#### [Data provided]
▬▬▬▬▬▬▬▬▬▬

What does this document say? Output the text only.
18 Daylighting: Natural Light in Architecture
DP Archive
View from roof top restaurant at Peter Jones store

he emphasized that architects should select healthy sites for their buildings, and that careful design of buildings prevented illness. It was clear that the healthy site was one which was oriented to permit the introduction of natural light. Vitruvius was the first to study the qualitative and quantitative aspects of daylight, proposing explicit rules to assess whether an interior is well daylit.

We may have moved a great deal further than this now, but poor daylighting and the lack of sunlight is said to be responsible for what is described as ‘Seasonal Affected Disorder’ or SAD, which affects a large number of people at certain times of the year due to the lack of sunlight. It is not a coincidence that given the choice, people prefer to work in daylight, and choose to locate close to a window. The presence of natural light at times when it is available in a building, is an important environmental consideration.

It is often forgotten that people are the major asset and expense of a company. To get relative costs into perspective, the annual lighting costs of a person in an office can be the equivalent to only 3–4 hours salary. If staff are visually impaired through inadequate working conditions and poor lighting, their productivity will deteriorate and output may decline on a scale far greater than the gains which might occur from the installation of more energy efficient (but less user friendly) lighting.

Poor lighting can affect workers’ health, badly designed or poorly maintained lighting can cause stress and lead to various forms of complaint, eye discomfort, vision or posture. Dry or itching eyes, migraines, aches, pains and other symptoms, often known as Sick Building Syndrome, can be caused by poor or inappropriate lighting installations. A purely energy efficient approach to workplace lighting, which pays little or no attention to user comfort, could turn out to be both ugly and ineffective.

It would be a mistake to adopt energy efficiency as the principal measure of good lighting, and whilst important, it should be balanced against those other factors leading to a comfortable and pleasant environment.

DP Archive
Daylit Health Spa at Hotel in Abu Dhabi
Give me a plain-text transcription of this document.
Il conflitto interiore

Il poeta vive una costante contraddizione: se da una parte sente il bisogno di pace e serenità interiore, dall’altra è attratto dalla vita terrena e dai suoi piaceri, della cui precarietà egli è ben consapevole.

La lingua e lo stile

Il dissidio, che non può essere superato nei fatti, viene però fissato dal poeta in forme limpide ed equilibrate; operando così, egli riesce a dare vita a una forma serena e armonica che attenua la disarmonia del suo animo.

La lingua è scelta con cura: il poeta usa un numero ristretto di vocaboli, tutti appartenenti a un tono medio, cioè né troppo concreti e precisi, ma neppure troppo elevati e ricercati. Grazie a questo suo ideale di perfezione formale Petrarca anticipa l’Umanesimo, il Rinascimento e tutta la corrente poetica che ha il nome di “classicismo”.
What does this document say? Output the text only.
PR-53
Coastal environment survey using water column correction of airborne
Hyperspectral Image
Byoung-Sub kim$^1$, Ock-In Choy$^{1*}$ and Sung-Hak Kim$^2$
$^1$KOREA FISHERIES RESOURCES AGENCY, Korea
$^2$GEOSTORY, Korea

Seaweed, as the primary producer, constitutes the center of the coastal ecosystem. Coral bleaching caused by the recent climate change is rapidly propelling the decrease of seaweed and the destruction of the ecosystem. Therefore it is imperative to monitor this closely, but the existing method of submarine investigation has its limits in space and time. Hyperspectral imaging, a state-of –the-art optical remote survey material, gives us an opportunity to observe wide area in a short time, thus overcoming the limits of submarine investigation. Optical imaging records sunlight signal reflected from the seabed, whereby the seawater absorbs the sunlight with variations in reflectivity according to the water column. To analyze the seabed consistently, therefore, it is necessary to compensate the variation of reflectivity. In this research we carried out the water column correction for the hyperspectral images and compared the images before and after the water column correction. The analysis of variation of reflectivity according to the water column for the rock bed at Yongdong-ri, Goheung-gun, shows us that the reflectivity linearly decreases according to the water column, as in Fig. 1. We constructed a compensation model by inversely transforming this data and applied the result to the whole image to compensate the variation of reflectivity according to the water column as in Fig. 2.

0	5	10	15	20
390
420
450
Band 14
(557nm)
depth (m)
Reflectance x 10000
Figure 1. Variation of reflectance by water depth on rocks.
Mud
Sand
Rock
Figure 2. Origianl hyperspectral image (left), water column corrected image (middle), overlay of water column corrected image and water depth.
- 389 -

▬▬▬▬▬▬▬▬▬▬

#### [Work to do]
Every entry in the listing must be retyped exactly.

#### [Expected answer]
What does this document say? Output the text only.
18 Daylighting: Natural Light in Architecture
DP Archive
View from roof top restaurant at Peter Jones store

he emphasized that architects should select healthy sites for their buildings, and that careful design of buildings prevented illness. It was clear that the healthy site was one which was oriented to permit the introduction of natural light. Vitruvius was the first to study the qualitative and quantitative aspects of daylight, proposing explicit rules to assess whether an interior is well daylit.

We may have moved a great deal further than this now, but poor daylighting and the lack of sunlight is said to be responsible for what is described as ‘Seasonal Affected Disorder’ or SAD, which affects a large number of people at certain times of the year due to the lack of sunlight. It is not a coincidence that given the choice, people prefer to work in daylight, and choose to locate close to a window. The presence of natural light at times when it is available in a building, is an important environmental consideration.

It is often forgotten that people are the major asset and expense of a company. To get relative costs into perspective, the annual lighting costs of a person in an office can be the equivalent to only 3–4 hours salary. If staff are visually impaired through inadequate working conditions and poor lighting, their productivity will deteriorate and output may decline on a scale far greater than the gains which might occur from the installation of more energy efficient (but less user friendly) lighting.

Poor lighting can affect workers’ health, badly designed or poorly maintained lighting can cause stress and lead to various forms of complaint, eye discomfort, vision or posture. Dry or itching eyes, migraines, aches, pains and other symptoms, often known as Sick Building Syndrome, can be caused by poor or inappropriate lighting installations. A purely energy efficient approach to workplace lighting, which pays little or no attention to user comfort, could turn out to be both ugly and ineffective.

It would be a mistake to adopt energy efficiency as the principal measure of good lighting, and whilst important, it should be balanced against those other factors leading to a comfortable and pleasant environment.

DP Archive
Daylit Health Spa at Hotel in Abu Dhabi
Give me a plain-text transcription of this document.
Il conflitto interiore

Il poeta vive una costante contraddizione: se da una parte sente il bisogno di pace e serenità interiore, dall’altra è attratto dalla vita terrena e dai suoi piaceri, della cui precarietà egli è ben consapevole.

La lingua e lo stile

Il dissidio, che non può essere superato nei fatti, viene però fissato dal poeta in forme limpide ed equilibrate; operando così, egli riesce a dare vita a una forma serena e armonica che attenua la disarmonia del suo animo.

La lingua è scelta con cura: il poeta usa un numero ristretto di vocaboli, tutti appartenenti a un tono medio, cioè né troppo concreti e precisi, ma neppure troppo elevati e ricercati. Grazie a questo suo ideale di perfezione formale Petrarca anticipa l’Umanesimo, il Rinascimento e tutta la corrente poetica che ha il nome di “classicismo”.
What does this document say? Output the text only.
PR-53
Coastal environment survey using water column correction of airborne
Hyperspectral Image
Byoung-Sub kim$^1$, Ock-In Choy$^{1*}$ and Sung-Hak Kim$^2$
$^1$KOREA FISHERIES RESOURCES AGENCY, Korea
$^2$GEOSTORY, Korea

Seaweed, as the primary producer, constitutes the center of the coastal ecosystem. Coral bleaching caused by the recent climate change is rapidly propelling the decrease of seaweed and the destruction of the ecosystem. Therefore it is imperative to monitor this closely, but the existing method of submarine investigation has its limits in space and time. Hyperspectral imaging, a state-of –the-art optical remote survey material, gives us an opportunity to observe wide area in a short time, thus overcoming the limits of submarine investigation. Optical imaging records sunlight signal reflected from the seabed, whereby the seawater absorbs the sunlight with variations in reflectivity according to the water column. To analyze the seabed consistently, therefore, it is necessary to compensate the variation of reflectivity. In this research we carried out the water column correction for the hyperspectral images and compared the images before and after the water column correction. The analysis of variation of reflectivity according to the water column for the rock bed at Yongdong-ri, Goheung-gun, shows us that the reflectivity linearly decreases according to the water column, as in Fig. 1. We constructed a compensation model by inversely transforming this data and applied the result to the whole image to compensate the variation of reflectivity according to the water column as in Fig. 2.

0	5	10	15	20
390
420
450
Band 14
(557nm)
depth (m)
Reflectance x 10000
Figure 1. Variation of reflectance by water depth on rocks.
Mud
Sand
Rock
Figure 2. Origianl hyperspectral image (left), water column corrected image (middle), overlay of water column corrected image and water depth.
- 389 -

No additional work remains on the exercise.